--- Start Records ---

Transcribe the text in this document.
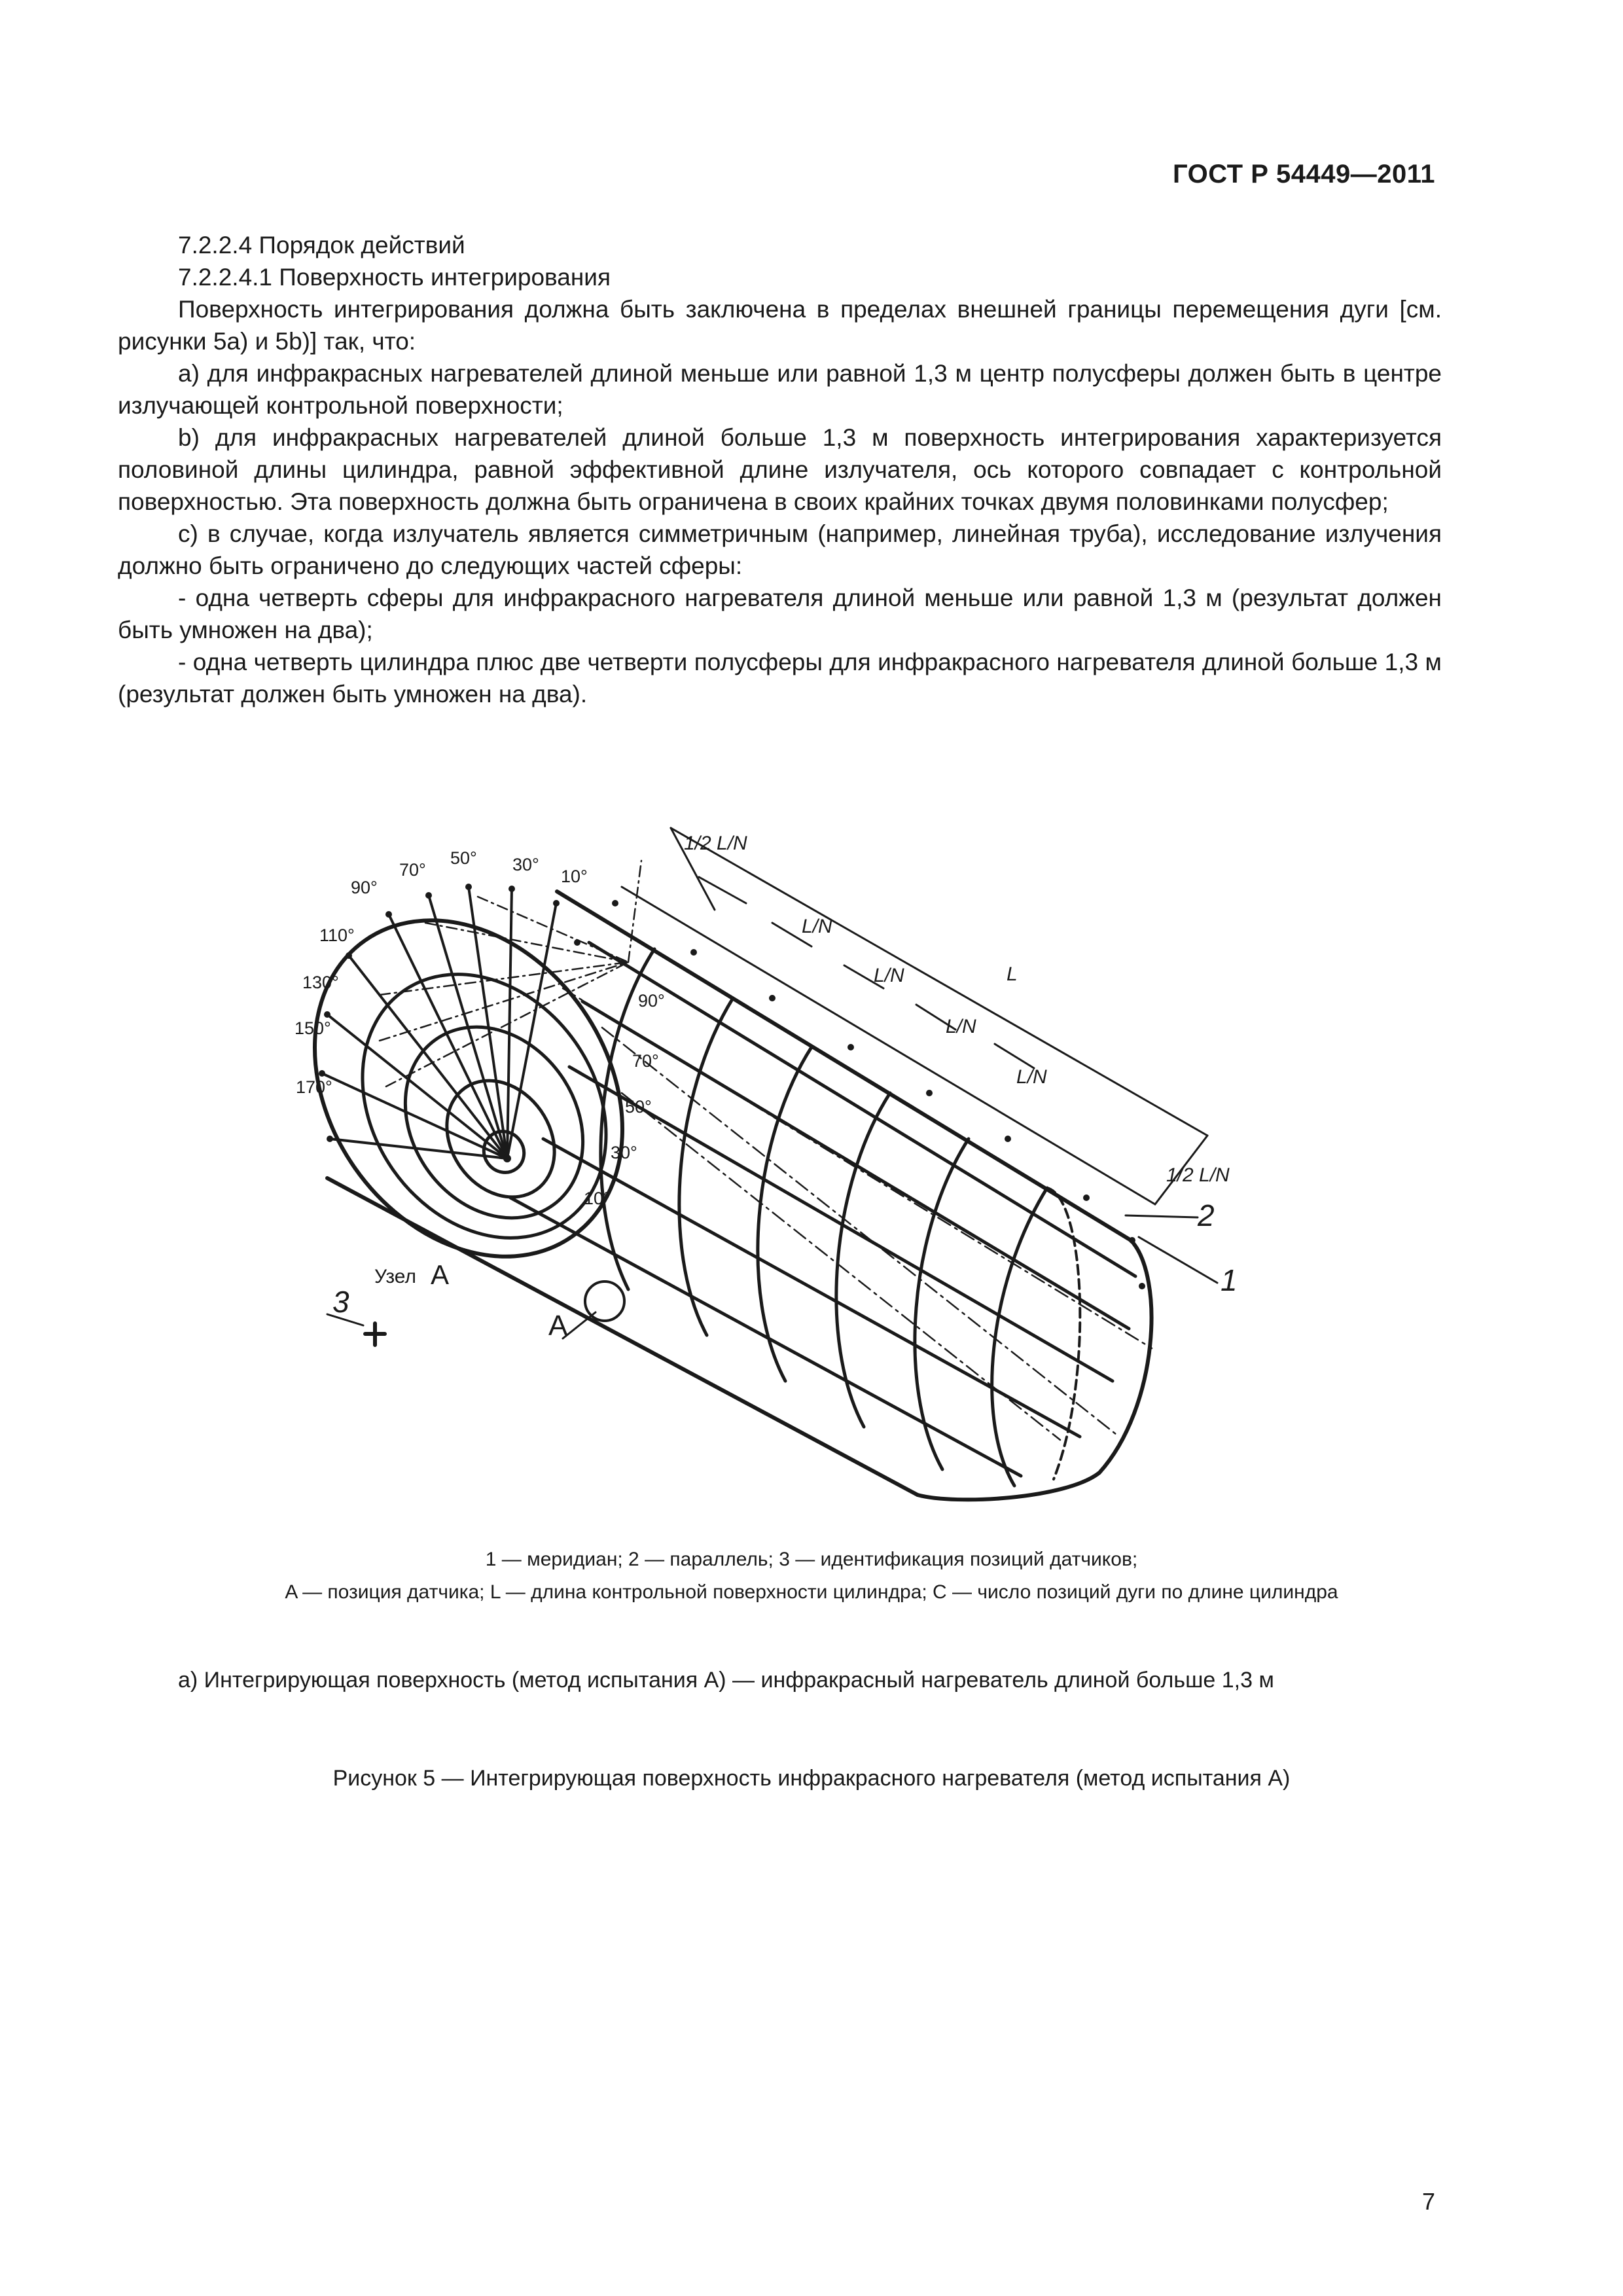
ГОСТ Р 54449—2011

7.2.2.4 Порядок действий

7.2.2.4.1 Поверхность интегрирования

Поверхность интегрирования должна быть заключена в пределах внешней границы перемещения дуги [см. рисунки 5а) и 5b)] так, что:

a) для инфракрасных нагревателей длиной меньше или равной 1,3 м центр полусферы должен быть в центре излучающей контрольной поверхности;

b) для инфракрасных нагревателей длиной больше 1,3 м поверхность интегрирования характеризуется половиной длины цилиндра, равной эффективной длине излучателя, ось которого совпадает с контрольной поверхностью. Эта поверхность должна быть ограничена в своих крайних точках двумя половинками полусфер;

c) в случае, когда излучатель является симметричным (например, линейная труба), исследование излучения должно быть ограничено до следующих частей сферы:

- одна четверть сферы для инфракрасного нагревателя длиной меньше или равной 1,3 м (результат должен быть умножен на два);

- одна четверть цилиндра плюс две четверти полусферы для инфракрасного нагревателя длиной больше 1,3 м (результат должен быть умножен на два).

10°
30°
50°
70°
90°
110°
130°
150°
170°
90°
70°
50°
30°
10°
1/2 L/N
L/N
L/N	L
L/N
L/N
1/2 L/N
2
1
3
A
Узел A
1 — меридиан; 2 — параллель; 3 — идентификация позиций датчиков;
A — позиция датчика; L — длина контрольной поверхности цилиндра; C — число позиций дуги по длине цилиндра
а) Интегрирующая поверхность (метод испытания А) — инфракрасный нагреватель длиной больше 1,3 м
Рисунок 5 — Интегрирующая поверхность инфракрасного нагревателя (метод испытания А)
7
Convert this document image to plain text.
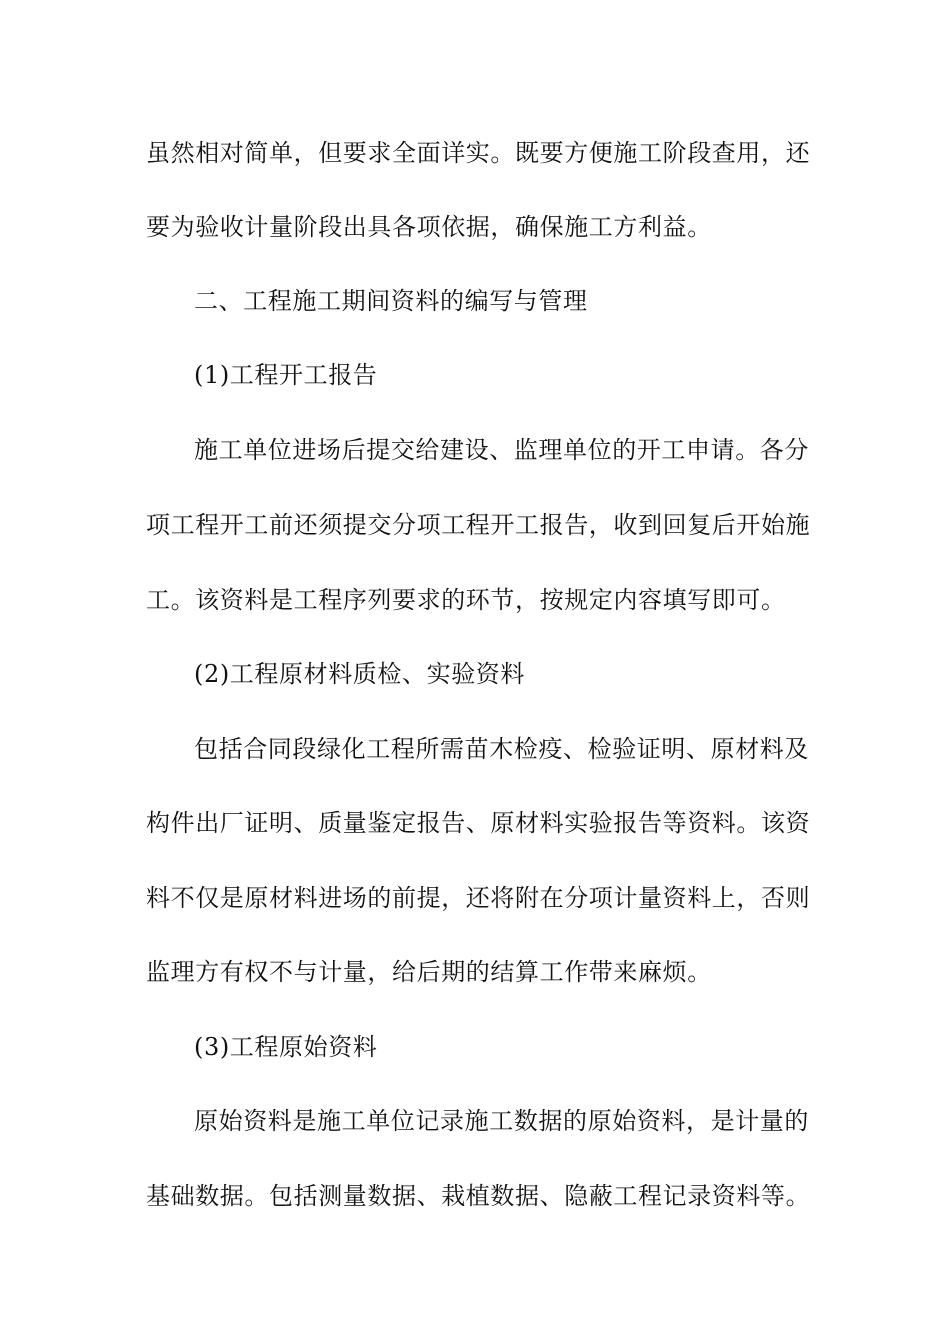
虽然相对简单，但要求全面详实。既要方便施工阶段查用，还
要为验收计量阶段出具各项依据，确保施工方利益。
二、工程施工期间资料的编写与管理
(1)工程开工报告
施工单位进场后提交给建设、监理单位的开工申请。各分
项工程开工前还须提交分项工程开工报告，收到回复后开始施
工。该资料是工程序列要求的环节，按规定内容填写即可。
(2)工程原材料质检、实验资料
包括合同段绿化工程所需苗木检疫、检验证明、原材料及
构件出厂证明、质量鉴定报告、原材料实验报告等资料。该资
料不仅是原材料进场的前提，还将附在分项计量资料上，否则
监理方有权不与计量，给后期的结算工作带来麻烦。
(3)工程原始资料
原始资料是施工单位记录施工数据的原始资料，是计量的
基础数据。包括测量数据、栽植数据、隐蔽工程记录资料等。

--- End Records ---

▶ [Task requirements] Work out the count of lines containing the word "инфракрасного", then write only that count.

▶ [Full response] 3